# START OF Recorded data
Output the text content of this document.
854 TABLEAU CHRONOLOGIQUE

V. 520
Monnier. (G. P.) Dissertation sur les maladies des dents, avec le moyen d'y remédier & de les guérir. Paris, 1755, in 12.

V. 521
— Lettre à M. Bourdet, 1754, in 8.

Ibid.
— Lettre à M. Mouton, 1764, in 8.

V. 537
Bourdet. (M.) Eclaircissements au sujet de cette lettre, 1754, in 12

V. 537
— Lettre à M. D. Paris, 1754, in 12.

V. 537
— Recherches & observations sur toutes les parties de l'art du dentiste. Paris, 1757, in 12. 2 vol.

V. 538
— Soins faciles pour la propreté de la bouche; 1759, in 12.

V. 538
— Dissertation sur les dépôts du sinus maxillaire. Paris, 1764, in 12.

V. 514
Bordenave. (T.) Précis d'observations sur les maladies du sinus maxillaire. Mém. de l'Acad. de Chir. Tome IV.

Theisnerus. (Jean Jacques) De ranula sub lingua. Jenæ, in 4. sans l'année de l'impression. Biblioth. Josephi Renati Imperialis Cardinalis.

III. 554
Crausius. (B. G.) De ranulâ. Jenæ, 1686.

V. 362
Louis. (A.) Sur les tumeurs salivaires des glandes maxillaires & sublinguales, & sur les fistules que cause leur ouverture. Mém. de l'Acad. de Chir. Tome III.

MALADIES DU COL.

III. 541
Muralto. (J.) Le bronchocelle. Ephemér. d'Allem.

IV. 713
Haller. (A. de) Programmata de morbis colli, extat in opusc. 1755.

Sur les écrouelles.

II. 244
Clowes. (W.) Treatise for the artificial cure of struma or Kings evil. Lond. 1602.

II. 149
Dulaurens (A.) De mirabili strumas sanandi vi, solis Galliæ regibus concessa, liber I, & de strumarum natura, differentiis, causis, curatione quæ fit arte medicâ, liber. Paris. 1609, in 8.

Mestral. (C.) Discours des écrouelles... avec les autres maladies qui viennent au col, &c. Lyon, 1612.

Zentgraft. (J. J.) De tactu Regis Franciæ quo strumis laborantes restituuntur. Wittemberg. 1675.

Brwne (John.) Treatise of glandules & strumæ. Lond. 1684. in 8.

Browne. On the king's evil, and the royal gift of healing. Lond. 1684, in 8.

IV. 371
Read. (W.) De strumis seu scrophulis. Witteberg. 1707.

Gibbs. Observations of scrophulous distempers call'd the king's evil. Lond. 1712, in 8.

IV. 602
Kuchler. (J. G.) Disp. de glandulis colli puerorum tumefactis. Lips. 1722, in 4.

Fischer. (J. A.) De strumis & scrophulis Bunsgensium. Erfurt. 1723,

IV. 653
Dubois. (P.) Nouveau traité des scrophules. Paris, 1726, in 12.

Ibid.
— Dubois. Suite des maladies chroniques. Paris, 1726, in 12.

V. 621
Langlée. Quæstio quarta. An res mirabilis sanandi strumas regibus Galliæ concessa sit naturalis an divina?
# END OF Recorded data
Aim of the task —
From the data, list each line in which the string "Dubois" appears.

The response —
Dubois. (P.) Nouveau traité des scrophules. Paris, 1726, in 12.
— Dubois. Suite des maladies chroniques. Paris, 1726, in 12.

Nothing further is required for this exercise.